### Data shown
************

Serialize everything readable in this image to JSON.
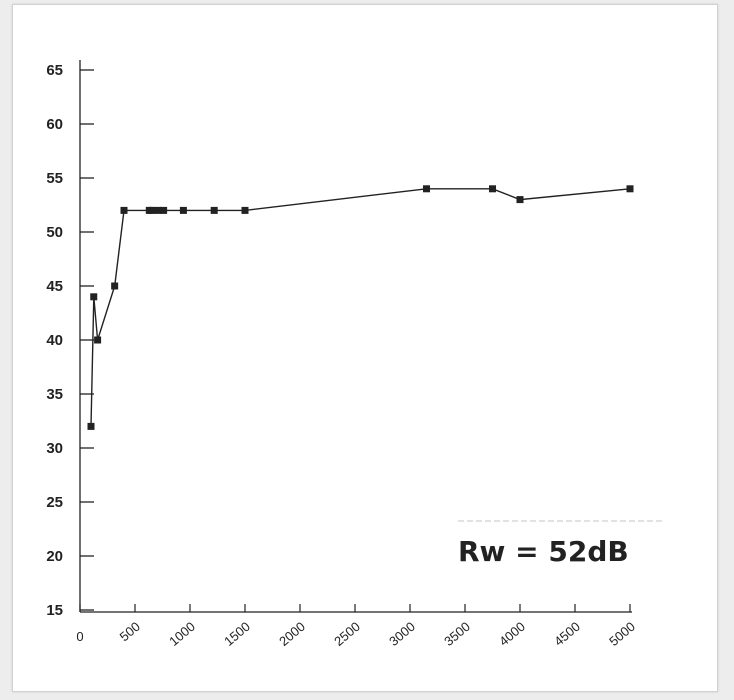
{
  "chart_data": {
    "type": "line",
    "title": "",
    "xlabel": "",
    "ylabel": "",
    "x": [
      100,
      125,
      160,
      315,
      400,
      630,
      650,
      710,
      760,
      940,
      1220,
      1500,
      3150,
      3750,
      4000,
      5000
    ],
    "series": [
      {
        "values": [
          32,
          44,
          40,
          45,
          52,
          52,
          52,
          52,
          52,
          52,
          52,
          52,
          54,
          54,
          53,
          54
        ]
      }
    ],
    "xlim": [
      0,
      5000
    ],
    "ylim": [
      15,
      65
    ],
    "x_ticks": [
      0,
      500,
      1000,
      1500,
      2000,
      2500,
      3000,
      3500,
      4000,
      4500,
      5000
    ],
    "y_ticks": [
      15,
      20,
      25,
      30,
      35,
      40,
      45,
      50,
      55,
      60,
      65
    ],
    "x_tick_labels": [
      "0",
      "500",
      "1000",
      "1500",
      "2000",
      "2500",
      "3000",
      "3500",
      "4000",
      "4500",
      "5000"
    ],
    "y_tick_labels": [
      "15",
      "20",
      "25",
      "30",
      "35",
      "40",
      "45",
      "50",
      "55",
      "60",
      "65"
    ],
    "grid": false,
    "line_color": "#222222",
    "marker": "square",
    "annotation": "Rw = 52dB"
  }
}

************

Without including any pictures, print all of the material exactly as given.

### The response
Serialize everything readable in this image to JSON.
{
  "chart_data": {
    "type": "line",
    "title": "",
    "xlabel": "",
    "ylabel": "",
    "x": [
      100,
      125,
      160,
      315,
      400,
      630,
      650,
      710,
      760,
      940,
      1220,
      1500,
      3150,
      3750,
      4000,
      5000
    ],
    "series": [
      {
        "values": [
          32,
          44,
          40,
          45,
          52,
          52,
          52,
          52,
          52,
          52,
          52,
          52,
          54,
          54,
          53,
          54
        ]
      }
    ],
    "xlim": [
      0,
      5000
    ],
    "ylim": [
      15,
      65
    ],
    "x_ticks": [
      0,
      500,
      1000,
      1500,
      2000,
      2500,
      3000,
      3500,
      4000,
      4500,
      5000
    ],
    "y_ticks": [
      15,
      20,
      25,
      30,
      35,
      40,
      45,
      50,
      55,
      60,
      65
    ],
    "x_tick_labels": [
      "0",
      "500",
      "1000",
      "1500",
      "2000",
      "2500",
      "3000",
      "3500",
      "4000",
      "4500",
      "5000"
    ],
    "y_tick_labels": [
      "15",
      "20",
      "25",
      "30",
      "35",
      "40",
      "45",
      "50",
      "55",
      "60",
      "65"
    ],
    "grid": false,
    "line_color": "#222222",
    "marker": "square",
    "annotation": "Rw = 52dB"
  }
}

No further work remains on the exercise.